= Information shown =
________________________
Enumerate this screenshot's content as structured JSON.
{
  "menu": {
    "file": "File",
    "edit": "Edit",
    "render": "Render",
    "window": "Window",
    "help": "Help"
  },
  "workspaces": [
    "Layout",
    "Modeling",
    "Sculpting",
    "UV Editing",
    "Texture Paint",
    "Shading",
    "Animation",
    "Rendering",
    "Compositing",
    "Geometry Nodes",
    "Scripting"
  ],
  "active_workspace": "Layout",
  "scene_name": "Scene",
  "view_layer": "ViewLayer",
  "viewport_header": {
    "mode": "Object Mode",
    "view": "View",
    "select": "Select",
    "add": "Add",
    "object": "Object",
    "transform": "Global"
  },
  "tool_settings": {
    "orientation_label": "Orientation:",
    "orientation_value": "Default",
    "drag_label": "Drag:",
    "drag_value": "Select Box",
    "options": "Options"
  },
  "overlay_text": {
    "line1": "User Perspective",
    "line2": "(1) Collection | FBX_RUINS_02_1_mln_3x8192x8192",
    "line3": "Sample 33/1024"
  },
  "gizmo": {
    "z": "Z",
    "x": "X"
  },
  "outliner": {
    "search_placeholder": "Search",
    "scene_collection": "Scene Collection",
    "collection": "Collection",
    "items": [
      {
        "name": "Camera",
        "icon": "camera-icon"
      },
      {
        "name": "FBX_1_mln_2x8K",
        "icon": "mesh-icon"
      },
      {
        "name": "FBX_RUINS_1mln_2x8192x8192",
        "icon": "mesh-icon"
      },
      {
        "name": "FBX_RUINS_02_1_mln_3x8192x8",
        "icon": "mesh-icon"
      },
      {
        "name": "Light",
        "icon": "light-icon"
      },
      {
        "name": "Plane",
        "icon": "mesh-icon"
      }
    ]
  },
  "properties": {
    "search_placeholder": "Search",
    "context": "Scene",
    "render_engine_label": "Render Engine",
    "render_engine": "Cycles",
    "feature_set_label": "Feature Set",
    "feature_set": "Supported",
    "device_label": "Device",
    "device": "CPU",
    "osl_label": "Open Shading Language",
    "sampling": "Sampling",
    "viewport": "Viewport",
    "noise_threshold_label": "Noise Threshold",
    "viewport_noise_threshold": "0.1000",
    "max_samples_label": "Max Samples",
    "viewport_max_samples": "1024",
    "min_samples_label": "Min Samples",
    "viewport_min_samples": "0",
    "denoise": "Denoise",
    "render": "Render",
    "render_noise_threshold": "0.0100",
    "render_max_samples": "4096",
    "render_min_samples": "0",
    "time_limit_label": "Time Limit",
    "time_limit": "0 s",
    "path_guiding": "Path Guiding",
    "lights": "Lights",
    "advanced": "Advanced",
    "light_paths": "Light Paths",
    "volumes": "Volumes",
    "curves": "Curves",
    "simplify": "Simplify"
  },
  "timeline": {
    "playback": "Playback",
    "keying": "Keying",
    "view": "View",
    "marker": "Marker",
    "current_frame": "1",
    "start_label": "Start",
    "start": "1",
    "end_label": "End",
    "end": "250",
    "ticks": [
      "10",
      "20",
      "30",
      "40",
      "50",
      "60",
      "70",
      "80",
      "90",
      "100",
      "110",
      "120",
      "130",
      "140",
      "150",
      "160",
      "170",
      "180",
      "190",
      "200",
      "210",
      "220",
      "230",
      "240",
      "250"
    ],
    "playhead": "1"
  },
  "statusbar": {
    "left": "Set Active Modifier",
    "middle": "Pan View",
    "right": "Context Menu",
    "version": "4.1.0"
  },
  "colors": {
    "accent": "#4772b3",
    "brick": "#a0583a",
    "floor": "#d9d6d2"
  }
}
________________________
= Required task =
Exactly reproduce every record.

= Output =
Enumerate this screenshot's content as structured JSON.
{
  "menu": {
    "file": "File",
    "edit": "Edit",
    "render": "Render",
    "window": "Window",
    "help": "Help"
  },
  "workspaces": [
    "Layout",
    "Modeling",
    "Sculpting",
    "UV Editing",
    "Texture Paint",
    "Shading",
    "Animation",
    "Rendering",
    "Compositing",
    "Geometry Nodes",
    "Scripting"
  ],
  "active_workspace": "Layout",
  "scene_name": "Scene",
  "view_layer": "ViewLayer",
  "viewport_header": {
    "mode": "Object Mode",
    "view": "View",
    "select": "Select",
    "add": "Add",
    "object": "Object",
    "transform": "Global"
  },
  "tool_settings": {
    "orientation_label": "Orientation:",
    "orientation_value": "Default",
    "drag_label": "Drag:",
    "drag_value": "Select Box",
    "options": "Options"
  },
  "overlay_text": {
    "line1": "User Perspective",
    "line2": "(1) Collection | FBX_RUINS_02_1_mln_3x8192x8192",
    "line3": "Sample 33/1024"
  },
  "gizmo": {
    "z": "Z",
    "x": "X"
  },
  "outliner": {
    "search_placeholder": "Search",
    "scene_collection": "Scene Collection",
    "collection": "Collection",
    "items": [
      {
        "name": "Camera",
        "icon": "camera-icon"
      },
      {
        "name": "FBX_1_mln_2x8K",
        "icon": "mesh-icon"
      },
      {
        "name": "FBX_RUINS_1mln_2x8192x8192",
        "icon": "mesh-icon"
      },
      {
        "name": "FBX_RUINS_02_1_mln_3x8192x8",
        "icon": "mesh-icon"
      },
      {
        "name": "Light",
        "icon": "light-icon"
      },
      {
        "name": "Plane",
        "icon": "mesh-icon"
      }
    ]
  },
  "properties": {
    "search_placeholder": "Search",
    "context": "Scene",
    "render_engine_label": "Render Engine",
    "render_engine": "Cycles",
    "feature_set_label": "Feature Set",
    "feature_set": "Supported",
    "device_label": "Device",
    "device": "CPU",
    "osl_label": "Open Shading Language",
    "sampling": "Sampling",
    "viewport": "Viewport",
    "noise_threshold_label": "Noise Threshold",
    "viewport_noise_threshold": "0.1000",
    "max_samples_label": "Max Samples",
    "viewport_max_samples": "1024",
    "min_samples_label": "Min Samples",
    "viewport_min_samples": "0",
    "denoise": "Denoise",
    "render": "Render",
    "render_noise_threshold": "0.0100",
    "render_max_samples": "4096",
    "render_min_samples": "0",
    "time_limit_label": "Time Limit",
    "time_limit": "0 s",
    "path_guiding": "Path Guiding",
    "lights": "Lights",
    "advanced": "Advanced",
    "light_paths": "Light Paths",
    "volumes": "Volumes",
    "curves": "Curves",
    "simplify": "Simplify"
  },
  "timeline": {
    "playback": "Playback",
    "keying": "Keying",
    "view": "View",
    "marker": "Marker",
    "current_frame": "1",
    "start_label": "Start",
    "start": "1",
    "end_label": "End",
    "end": "250",
    "ticks": [
      "10",
      "20",
      "30",
      "40",
      "50",
      "60",
      "70",
      "80",
      "90",
      "100",
      "110",
      "120",
      "130",
      "140",
      "150",
      "160",
      "170",
      "180",
      "190",
      "200",
      "210",
      "220",
      "230",
      "240",
      "250"
    ],
    "playhead": "1"
  },
  "statusbar": {
    "left": "Set Active Modifier",
    "middle": "Pan View",
    "right": "Context Menu",
    "version": "4.1.0"
  },
  "colors": {
    "accent": "#4772b3",
    "brick": "#a0583a",
    "floor": "#d9d6d2"
  }
}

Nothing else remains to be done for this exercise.